[Extracted data entries]
┌────────
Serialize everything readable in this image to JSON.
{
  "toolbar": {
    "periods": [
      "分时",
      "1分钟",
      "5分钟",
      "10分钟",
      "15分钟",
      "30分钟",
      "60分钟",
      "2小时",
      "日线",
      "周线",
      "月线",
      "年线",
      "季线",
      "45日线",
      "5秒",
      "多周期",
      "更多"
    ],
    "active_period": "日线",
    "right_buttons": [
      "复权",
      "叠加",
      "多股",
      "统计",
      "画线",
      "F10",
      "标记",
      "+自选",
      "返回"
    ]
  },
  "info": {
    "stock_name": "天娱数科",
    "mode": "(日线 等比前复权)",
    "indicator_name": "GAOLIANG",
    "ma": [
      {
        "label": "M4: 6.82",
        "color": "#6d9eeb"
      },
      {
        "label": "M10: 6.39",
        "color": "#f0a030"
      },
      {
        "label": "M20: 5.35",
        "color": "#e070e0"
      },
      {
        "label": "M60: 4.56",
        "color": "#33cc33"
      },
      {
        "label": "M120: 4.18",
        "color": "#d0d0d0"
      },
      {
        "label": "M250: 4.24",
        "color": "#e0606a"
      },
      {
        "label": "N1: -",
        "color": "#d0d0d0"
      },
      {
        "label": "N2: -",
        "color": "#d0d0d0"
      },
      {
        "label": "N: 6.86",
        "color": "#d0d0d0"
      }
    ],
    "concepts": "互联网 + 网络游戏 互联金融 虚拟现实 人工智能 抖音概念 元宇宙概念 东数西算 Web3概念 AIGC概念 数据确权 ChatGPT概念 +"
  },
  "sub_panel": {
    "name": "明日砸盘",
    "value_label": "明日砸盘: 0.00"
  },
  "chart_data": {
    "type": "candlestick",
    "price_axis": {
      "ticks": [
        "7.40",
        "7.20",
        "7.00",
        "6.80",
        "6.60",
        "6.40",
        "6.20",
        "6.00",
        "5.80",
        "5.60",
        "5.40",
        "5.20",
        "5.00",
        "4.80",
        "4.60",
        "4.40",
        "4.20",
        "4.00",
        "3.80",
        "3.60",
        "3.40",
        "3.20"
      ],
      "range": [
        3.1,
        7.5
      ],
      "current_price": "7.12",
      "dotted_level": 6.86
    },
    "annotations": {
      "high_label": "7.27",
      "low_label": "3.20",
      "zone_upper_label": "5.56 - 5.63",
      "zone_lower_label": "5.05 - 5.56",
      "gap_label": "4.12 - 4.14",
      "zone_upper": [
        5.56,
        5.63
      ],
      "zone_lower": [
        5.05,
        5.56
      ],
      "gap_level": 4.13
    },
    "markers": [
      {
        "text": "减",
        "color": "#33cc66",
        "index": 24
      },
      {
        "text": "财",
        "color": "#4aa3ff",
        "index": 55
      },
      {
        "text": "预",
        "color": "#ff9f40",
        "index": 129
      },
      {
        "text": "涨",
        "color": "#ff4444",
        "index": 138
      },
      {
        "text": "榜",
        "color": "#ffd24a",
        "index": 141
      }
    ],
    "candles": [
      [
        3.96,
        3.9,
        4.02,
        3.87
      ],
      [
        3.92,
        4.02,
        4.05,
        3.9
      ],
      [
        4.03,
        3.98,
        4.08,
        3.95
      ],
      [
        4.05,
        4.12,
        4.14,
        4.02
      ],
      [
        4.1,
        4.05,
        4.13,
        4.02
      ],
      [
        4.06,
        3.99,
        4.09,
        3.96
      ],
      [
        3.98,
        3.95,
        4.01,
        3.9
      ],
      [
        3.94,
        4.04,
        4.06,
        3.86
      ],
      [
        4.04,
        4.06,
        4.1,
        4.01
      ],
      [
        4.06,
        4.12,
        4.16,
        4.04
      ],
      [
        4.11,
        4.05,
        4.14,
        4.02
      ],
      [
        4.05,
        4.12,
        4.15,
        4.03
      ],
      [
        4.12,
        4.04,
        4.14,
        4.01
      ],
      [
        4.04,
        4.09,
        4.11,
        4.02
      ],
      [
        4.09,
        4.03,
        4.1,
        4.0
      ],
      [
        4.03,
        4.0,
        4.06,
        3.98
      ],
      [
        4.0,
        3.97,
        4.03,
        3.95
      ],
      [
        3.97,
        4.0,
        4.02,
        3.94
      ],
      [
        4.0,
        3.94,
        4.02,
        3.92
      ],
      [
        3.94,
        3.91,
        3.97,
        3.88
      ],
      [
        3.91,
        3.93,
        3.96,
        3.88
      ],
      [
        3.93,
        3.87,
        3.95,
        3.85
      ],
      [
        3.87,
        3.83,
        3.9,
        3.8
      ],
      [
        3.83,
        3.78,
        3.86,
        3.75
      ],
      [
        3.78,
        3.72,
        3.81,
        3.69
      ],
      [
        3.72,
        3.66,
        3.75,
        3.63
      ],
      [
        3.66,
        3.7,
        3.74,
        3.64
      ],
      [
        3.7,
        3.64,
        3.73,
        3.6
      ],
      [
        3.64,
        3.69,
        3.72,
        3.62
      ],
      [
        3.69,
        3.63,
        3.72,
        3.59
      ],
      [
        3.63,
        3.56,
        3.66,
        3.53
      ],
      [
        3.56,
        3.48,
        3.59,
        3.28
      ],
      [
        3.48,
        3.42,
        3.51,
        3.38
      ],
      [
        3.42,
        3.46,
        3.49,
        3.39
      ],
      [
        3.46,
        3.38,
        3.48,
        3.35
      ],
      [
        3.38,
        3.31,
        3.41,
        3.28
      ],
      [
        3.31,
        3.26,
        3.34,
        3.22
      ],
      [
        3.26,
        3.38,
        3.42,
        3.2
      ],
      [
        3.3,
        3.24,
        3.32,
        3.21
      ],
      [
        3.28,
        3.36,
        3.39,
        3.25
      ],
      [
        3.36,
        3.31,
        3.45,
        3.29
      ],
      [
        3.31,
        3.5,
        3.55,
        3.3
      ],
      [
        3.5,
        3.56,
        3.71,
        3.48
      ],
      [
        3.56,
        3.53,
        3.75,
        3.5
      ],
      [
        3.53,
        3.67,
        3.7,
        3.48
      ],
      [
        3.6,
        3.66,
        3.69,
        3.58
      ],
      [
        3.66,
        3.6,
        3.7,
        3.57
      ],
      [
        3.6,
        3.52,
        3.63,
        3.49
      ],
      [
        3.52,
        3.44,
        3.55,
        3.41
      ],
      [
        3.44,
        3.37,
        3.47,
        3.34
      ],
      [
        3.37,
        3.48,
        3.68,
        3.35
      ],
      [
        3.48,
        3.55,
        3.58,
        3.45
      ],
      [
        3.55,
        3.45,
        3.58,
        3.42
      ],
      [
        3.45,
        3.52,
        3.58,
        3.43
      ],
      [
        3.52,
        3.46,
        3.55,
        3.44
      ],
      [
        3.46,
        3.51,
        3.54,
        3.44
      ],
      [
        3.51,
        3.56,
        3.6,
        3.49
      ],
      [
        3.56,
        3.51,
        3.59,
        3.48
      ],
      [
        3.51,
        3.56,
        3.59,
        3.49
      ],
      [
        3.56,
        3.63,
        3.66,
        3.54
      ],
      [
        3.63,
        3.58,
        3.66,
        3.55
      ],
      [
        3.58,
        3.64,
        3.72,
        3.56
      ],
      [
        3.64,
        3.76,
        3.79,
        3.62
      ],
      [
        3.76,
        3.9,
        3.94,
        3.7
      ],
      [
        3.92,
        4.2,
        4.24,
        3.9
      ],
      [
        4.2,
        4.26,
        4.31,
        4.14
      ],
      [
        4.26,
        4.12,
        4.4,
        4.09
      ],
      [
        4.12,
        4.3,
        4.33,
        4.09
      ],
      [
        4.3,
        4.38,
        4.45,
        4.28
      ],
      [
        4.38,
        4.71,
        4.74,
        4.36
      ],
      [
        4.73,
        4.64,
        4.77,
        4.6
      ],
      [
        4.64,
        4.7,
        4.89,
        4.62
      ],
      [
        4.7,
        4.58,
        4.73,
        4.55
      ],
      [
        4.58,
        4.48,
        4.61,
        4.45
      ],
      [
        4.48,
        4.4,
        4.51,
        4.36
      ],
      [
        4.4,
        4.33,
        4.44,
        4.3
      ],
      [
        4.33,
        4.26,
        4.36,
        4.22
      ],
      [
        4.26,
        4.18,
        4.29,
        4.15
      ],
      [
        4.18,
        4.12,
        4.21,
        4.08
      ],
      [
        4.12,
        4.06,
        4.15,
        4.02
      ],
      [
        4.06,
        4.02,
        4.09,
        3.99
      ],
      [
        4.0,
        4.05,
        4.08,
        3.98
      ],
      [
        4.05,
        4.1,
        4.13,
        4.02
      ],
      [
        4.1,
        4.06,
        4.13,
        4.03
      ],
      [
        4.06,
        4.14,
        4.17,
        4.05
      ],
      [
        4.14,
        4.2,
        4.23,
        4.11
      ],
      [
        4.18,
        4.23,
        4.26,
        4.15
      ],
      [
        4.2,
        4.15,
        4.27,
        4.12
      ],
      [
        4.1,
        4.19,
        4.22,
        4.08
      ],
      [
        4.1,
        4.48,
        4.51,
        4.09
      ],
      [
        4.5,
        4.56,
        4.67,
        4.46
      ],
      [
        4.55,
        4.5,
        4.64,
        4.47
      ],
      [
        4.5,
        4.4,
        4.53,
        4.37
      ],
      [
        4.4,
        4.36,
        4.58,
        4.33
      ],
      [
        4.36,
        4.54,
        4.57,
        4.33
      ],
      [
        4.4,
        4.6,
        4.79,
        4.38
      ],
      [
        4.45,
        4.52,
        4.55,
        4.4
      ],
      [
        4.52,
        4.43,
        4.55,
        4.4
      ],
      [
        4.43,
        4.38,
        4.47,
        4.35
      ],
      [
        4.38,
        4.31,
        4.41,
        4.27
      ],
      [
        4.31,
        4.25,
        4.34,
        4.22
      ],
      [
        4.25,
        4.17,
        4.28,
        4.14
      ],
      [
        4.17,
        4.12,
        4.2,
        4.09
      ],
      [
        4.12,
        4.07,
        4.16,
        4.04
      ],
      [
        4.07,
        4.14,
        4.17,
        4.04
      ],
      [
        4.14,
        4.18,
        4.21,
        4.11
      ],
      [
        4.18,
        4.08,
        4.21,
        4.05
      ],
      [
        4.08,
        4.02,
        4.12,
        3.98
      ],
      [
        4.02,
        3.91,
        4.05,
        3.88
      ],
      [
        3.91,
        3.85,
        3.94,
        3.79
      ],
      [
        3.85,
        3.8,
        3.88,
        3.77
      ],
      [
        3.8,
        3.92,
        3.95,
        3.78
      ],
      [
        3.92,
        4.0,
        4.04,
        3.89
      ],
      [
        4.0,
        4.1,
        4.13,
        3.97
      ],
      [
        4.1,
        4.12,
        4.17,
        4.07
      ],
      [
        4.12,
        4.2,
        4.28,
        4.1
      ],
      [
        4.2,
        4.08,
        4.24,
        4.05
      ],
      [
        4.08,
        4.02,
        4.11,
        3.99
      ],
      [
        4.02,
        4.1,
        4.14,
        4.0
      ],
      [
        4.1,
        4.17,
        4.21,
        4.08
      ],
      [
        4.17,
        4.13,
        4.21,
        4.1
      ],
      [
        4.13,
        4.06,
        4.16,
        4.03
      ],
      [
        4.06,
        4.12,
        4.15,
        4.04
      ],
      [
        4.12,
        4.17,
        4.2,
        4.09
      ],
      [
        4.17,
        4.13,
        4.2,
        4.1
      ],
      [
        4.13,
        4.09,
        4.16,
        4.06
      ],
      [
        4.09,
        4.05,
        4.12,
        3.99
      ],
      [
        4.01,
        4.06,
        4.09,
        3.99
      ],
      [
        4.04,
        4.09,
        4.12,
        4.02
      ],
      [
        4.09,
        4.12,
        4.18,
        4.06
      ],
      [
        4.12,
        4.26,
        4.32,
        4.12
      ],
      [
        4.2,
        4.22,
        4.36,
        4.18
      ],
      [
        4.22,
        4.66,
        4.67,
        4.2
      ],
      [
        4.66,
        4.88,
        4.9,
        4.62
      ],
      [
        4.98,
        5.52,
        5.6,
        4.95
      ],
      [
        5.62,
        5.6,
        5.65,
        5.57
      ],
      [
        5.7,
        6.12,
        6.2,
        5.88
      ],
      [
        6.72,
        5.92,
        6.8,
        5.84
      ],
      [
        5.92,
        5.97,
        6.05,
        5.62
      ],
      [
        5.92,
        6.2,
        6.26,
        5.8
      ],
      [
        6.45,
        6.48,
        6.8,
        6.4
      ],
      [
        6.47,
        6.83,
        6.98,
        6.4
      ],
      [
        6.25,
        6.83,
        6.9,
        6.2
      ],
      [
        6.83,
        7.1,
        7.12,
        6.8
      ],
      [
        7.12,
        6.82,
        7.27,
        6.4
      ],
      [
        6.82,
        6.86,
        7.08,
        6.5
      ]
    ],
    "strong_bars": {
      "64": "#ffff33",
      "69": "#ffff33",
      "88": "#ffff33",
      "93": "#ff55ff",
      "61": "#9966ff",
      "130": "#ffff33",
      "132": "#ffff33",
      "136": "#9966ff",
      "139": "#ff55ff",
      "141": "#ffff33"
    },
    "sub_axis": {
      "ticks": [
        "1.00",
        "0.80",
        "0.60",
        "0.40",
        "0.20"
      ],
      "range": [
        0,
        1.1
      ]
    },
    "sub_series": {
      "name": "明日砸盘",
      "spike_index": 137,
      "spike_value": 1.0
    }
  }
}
└────────
▸ STATED GOAL:
Using the material above, report each line where "明日砸盘" occurs.

▸ RESULT BELOW:
    "name": "明日砸盘",
    "value_label": "明日砸盘: 0.00"
      "name": "明日砸盘",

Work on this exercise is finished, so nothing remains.